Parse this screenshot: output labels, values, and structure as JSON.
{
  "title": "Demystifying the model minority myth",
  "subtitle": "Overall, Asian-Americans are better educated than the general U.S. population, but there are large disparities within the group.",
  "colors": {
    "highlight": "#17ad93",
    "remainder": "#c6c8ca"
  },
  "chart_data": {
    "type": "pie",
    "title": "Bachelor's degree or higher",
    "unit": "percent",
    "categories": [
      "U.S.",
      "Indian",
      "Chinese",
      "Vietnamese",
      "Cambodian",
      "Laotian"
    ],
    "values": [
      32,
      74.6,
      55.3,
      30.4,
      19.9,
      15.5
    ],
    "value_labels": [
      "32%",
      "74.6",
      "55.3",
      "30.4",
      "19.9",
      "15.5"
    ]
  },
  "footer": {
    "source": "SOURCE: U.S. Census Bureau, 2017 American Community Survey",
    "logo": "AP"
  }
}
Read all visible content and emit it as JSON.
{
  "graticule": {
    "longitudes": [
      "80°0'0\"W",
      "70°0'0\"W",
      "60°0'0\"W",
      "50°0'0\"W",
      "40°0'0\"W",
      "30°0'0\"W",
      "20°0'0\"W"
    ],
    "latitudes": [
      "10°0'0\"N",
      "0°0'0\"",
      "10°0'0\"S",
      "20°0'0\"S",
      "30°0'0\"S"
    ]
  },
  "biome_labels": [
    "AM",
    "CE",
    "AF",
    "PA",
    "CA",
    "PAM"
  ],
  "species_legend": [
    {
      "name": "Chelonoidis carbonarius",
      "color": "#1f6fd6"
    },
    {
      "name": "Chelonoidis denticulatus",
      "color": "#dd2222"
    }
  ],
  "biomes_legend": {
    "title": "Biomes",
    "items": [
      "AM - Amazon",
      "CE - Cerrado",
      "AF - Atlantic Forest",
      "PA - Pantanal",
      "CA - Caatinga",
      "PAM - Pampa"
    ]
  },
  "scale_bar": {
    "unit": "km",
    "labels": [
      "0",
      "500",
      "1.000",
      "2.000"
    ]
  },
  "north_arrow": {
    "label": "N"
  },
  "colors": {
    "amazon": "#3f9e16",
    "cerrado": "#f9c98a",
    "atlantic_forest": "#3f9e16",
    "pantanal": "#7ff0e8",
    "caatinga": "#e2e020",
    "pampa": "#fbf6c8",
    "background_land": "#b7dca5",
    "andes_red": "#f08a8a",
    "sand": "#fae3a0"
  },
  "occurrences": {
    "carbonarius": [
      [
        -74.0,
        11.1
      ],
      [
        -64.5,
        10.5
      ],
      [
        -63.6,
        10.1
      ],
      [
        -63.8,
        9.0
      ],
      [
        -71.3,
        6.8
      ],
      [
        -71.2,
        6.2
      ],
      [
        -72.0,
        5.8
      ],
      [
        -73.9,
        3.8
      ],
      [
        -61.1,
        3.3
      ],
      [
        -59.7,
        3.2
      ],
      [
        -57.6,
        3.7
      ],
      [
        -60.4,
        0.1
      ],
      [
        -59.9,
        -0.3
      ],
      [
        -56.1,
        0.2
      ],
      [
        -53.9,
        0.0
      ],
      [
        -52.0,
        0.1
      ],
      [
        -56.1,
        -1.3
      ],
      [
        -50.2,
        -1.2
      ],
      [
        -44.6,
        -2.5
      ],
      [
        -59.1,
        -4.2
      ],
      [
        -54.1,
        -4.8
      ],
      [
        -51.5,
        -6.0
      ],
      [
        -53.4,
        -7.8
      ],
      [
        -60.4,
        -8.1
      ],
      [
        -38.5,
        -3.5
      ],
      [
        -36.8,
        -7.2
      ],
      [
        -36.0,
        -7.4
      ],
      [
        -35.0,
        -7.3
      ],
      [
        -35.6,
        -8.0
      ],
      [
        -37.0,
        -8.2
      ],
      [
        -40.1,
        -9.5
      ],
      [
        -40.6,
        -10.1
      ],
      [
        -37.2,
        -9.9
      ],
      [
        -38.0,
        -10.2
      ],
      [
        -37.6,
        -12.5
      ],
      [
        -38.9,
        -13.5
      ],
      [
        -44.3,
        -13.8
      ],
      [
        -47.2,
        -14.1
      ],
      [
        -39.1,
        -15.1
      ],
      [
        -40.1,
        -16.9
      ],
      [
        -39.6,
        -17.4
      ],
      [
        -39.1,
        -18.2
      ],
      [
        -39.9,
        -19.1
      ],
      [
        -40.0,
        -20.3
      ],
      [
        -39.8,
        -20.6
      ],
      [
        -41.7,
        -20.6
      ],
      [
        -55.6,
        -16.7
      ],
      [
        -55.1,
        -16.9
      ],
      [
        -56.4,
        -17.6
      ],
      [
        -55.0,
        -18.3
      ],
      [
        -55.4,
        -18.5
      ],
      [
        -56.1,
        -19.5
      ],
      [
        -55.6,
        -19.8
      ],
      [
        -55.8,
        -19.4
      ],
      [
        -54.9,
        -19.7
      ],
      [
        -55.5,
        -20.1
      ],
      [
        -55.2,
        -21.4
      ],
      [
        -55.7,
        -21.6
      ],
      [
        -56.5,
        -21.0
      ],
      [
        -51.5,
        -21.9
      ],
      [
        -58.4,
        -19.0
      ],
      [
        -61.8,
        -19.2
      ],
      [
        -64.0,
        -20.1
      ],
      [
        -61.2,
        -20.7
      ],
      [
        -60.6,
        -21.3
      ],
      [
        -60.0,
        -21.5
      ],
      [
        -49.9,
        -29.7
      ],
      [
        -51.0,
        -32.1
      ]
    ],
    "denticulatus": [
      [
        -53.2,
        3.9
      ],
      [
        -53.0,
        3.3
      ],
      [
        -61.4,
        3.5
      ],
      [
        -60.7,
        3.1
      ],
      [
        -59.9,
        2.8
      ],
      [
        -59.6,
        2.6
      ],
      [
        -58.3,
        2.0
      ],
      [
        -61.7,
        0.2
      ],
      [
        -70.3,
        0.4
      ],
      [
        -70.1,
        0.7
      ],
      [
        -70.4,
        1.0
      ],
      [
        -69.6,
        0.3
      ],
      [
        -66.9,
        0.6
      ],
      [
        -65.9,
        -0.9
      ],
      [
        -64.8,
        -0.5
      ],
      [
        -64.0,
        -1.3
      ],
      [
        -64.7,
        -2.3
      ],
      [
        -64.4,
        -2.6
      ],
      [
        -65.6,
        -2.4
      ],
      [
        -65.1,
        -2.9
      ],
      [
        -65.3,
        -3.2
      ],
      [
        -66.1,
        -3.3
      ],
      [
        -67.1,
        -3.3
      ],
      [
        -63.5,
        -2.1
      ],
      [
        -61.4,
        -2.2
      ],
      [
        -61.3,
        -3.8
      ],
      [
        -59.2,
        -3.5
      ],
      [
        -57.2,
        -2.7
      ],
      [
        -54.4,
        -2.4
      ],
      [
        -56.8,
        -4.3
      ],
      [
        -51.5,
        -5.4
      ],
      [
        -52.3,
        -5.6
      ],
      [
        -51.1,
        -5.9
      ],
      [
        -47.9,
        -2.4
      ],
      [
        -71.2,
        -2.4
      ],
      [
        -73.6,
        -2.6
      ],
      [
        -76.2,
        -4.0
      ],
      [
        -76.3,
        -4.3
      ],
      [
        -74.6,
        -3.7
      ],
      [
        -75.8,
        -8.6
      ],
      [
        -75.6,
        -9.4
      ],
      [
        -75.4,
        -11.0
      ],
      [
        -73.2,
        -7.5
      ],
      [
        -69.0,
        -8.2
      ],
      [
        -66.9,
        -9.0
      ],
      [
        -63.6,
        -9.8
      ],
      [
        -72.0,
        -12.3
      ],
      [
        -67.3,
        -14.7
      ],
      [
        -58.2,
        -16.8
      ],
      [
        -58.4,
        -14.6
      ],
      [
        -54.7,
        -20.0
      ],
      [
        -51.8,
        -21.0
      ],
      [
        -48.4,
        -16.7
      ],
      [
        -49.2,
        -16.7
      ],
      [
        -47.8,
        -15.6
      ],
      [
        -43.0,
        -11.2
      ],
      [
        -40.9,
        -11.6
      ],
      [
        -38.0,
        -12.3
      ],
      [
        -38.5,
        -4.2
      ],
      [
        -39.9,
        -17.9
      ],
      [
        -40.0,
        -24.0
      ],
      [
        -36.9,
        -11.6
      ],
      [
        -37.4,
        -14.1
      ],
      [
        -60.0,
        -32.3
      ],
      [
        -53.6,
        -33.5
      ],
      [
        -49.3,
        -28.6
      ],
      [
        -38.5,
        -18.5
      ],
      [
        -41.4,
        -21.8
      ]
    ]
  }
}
....
Work to do. How many of the lines above include the word "JSON"? Respond with the number alone.

Output below. 2